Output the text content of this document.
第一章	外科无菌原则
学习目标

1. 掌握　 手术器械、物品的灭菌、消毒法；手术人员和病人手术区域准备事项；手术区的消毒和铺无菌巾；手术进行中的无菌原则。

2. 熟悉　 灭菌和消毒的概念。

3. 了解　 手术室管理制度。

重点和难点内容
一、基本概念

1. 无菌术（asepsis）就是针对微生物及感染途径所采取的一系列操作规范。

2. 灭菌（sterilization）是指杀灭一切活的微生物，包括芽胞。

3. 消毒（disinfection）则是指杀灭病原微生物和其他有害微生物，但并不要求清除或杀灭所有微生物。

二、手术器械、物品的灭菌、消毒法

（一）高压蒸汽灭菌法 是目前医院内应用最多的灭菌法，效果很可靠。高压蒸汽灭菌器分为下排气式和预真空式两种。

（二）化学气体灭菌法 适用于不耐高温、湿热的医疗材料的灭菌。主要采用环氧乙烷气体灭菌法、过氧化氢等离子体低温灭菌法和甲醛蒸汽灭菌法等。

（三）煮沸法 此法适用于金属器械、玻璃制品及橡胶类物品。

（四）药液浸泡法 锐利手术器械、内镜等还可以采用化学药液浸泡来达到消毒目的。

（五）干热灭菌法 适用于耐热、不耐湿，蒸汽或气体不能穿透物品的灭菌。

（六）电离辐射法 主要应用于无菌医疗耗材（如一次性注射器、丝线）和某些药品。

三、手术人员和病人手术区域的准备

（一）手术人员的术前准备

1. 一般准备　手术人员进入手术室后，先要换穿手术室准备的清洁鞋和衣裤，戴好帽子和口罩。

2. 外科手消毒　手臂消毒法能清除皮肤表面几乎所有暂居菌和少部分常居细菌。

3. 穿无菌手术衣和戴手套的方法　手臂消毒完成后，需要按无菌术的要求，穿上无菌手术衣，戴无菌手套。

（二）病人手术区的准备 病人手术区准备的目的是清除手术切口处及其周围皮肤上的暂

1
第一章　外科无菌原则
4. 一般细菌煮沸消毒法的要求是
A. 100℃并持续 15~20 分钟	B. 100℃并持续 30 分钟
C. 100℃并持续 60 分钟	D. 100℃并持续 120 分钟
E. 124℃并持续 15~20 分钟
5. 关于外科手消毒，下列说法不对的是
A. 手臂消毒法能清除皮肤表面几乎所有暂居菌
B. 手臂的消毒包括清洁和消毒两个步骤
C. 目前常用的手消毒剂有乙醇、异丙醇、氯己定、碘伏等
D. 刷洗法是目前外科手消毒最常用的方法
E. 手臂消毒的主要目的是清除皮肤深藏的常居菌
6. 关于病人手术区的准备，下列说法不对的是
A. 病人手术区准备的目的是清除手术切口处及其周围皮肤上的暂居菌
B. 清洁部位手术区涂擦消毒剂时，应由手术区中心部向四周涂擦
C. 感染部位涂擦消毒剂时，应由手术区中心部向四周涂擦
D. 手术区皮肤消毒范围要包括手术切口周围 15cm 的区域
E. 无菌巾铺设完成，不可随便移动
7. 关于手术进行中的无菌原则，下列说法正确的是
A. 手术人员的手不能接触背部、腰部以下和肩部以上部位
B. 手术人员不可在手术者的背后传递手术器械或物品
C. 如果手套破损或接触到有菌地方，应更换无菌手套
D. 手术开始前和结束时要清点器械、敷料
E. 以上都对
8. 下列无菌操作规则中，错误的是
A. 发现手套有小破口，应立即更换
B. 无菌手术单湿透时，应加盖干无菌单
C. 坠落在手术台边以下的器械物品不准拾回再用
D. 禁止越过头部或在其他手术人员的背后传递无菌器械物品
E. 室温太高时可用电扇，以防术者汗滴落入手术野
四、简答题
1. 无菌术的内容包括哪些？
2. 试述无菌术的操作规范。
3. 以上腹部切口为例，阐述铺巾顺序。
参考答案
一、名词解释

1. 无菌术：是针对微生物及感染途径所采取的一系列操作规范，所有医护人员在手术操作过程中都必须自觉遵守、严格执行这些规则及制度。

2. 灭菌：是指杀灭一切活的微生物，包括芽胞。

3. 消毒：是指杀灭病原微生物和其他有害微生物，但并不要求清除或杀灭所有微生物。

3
◆ ◆ ◆ ◆
■ What is needed: Gather each line in these records that contains the string "但并不要求清除或杀灭所有微生物".

■ Output:
3. 消毒（disinfection）则是指杀灭病原微生物和其他有害微生物，但并不要求清除或杀灭所有微生物。
3. 消毒：是指杀灭病原微生物和其他有害微生物，但并不要求清除或杀灭所有微生物。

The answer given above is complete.